:: TAREFA ESCRITA 1 ::
Transcreva do trecho sobre a desigualdade brasileira a parte que vai de "A queda da desigualdade, um" até "há tanto tempo.", inclusive.
:: TAREFA ESCRITA 2 ::
Segundo o trecho sobre a desigualdade brasileira, quais economistas organizaram o livro? Liste-os.

***** TRECHO DA FONTE

A melhor notícia dos últimos anos agora sairá em livro do Ipea: a queda da desigualdade brasileira.
Ela caiu forte de 2001 a 2005, e é a menor em 30 anos. Nos cinco anos, caiu 20% a razão entre a renda dos 20% mais ricos comparada com a dos 20% mais pobres. Mesmo assim, 90% dos países do mundo têm renda menos concentrada que a nossa.
A má notícia: o ritmo da queda está diminuindo.
A queda da desigualdade, um problema tão antigo e cristalizado, foi uma novidade que provocou vários estudos. Eles estão todos no livro organizado pelos economistas Ricardo Paes de Barros, Miguel Foguel e Gabriel Ulyssea. Os autores dos textos dissecam os diversos lados do fenômeno com a intenção de medir e entender as políticas que levaram ao objetivo que o Brasil busca há tanto tempo.
A desigualdade tem várias medidas. Os dados brasileiros foram filtrados por todas elas, e o resultado foi o mesmo: houve forte declínio a partir de 2001. De lá para cá, a queda do índice de desigualdade, como o Gini, por exemplo, foi de quase 5%. Parece pouco? É o melhor resultado desde a queda que houve na década de 60. Numa lista de 74 países que têm dados da última década, menos de um quarto teve desempenho melhor que o Brasil.
Desigualdade é um problema tinhoso. Às vezes, cai porque o país inteiro empobrece.
Uma recessão forte produz o efeito, como no Plano Collor. Não é melhora da vida dos pobres. Às vezes, a pobreza diminui e a desigualdade até aumenta.
No nosso caso, os pesquisadores do Ipea constataram que houve também ganhos de renda dos mais pobres.
É uma dupla boa notícia, e aconteceu apesar de ser um momento de baixo crescimento. A tendência da queda começa no Plano Real, mas se acentuou a partir de 2001.
Os coordenadores do livro, autores de alguns trabalhos, são de gerações diferentes.

**********
***** ENTRADAS FORNECIDAS

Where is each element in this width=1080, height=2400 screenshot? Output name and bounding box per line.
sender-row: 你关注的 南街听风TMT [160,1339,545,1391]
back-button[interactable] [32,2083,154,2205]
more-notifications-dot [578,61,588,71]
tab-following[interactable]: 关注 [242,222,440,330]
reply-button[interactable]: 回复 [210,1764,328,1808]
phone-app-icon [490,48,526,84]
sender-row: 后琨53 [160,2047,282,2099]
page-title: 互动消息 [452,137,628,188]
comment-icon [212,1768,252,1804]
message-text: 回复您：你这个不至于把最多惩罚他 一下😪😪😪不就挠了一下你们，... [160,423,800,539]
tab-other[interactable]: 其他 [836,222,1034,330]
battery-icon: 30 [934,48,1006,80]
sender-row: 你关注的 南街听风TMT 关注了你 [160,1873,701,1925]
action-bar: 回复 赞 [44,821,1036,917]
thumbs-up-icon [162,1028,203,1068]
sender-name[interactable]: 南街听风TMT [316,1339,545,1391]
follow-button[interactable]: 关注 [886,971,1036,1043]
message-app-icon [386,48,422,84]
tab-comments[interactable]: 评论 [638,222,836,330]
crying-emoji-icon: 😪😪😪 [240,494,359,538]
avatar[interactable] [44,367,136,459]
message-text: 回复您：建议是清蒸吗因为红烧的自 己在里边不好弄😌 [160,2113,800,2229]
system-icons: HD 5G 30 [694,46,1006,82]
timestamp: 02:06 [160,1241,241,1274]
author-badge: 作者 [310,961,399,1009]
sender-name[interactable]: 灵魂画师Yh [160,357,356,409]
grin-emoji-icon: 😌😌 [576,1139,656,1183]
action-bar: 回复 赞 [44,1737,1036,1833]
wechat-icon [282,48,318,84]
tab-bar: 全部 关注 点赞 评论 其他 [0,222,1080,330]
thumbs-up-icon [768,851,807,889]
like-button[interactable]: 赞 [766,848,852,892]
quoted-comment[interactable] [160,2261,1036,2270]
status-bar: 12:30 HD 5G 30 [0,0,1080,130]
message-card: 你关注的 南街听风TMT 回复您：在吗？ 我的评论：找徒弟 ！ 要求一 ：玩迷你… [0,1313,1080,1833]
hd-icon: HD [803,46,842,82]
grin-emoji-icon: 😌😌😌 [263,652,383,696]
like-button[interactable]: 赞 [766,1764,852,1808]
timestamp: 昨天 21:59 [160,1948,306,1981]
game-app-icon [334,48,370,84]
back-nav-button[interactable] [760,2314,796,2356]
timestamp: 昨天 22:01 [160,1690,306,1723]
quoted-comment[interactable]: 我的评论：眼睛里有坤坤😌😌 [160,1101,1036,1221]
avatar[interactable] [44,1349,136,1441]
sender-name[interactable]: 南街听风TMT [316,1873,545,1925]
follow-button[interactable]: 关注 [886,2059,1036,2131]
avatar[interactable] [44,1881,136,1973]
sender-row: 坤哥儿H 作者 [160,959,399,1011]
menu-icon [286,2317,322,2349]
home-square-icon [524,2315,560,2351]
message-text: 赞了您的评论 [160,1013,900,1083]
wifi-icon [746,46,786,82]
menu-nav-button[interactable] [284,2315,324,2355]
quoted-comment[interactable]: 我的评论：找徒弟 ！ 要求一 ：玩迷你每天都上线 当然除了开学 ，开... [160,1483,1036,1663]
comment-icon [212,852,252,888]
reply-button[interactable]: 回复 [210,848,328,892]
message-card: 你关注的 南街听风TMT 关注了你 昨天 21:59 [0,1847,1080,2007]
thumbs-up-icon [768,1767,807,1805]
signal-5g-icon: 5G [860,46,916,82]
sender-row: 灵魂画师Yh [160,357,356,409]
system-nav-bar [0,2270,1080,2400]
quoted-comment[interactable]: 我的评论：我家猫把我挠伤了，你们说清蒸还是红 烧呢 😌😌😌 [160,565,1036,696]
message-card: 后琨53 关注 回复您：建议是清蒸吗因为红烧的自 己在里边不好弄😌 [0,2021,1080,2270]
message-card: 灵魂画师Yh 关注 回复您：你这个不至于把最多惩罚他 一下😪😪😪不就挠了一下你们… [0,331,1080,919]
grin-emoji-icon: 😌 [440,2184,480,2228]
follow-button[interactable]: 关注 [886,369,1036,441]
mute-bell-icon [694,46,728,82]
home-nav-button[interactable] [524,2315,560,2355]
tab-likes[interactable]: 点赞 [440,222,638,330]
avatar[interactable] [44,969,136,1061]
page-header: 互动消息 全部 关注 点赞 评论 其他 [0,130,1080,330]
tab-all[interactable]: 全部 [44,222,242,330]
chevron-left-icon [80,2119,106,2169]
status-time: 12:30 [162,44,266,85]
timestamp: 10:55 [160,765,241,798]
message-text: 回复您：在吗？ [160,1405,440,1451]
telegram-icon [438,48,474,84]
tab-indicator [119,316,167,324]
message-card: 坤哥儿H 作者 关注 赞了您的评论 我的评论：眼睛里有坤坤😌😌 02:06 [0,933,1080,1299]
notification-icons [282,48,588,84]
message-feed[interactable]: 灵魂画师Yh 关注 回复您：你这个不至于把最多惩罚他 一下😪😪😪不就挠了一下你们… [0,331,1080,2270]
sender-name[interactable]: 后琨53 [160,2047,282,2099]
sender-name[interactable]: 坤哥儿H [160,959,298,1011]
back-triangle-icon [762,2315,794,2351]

**********

:: RESULTADO DA TAREFA 1 ::
A queda da desigualdade, um problema tão antigo e cristalizado, foi uma novidade que provocou vários estudos. Eles estão todos no livro organizado pelos economistas Ricardo Paes de Barros, Miguel Foguel e Gabriel Ulyssea. Os autores dos textos dissecam os diversos lados do fenômeno com a intenção de medir e entender as políticas que levaram ao objetivo que o Brasil busca há tanto tempo.

:: RESULTADO DA TAREFA 2 ::
Ricardo Paes de Barros
Miguel Foguel
Gabriel Ulyssea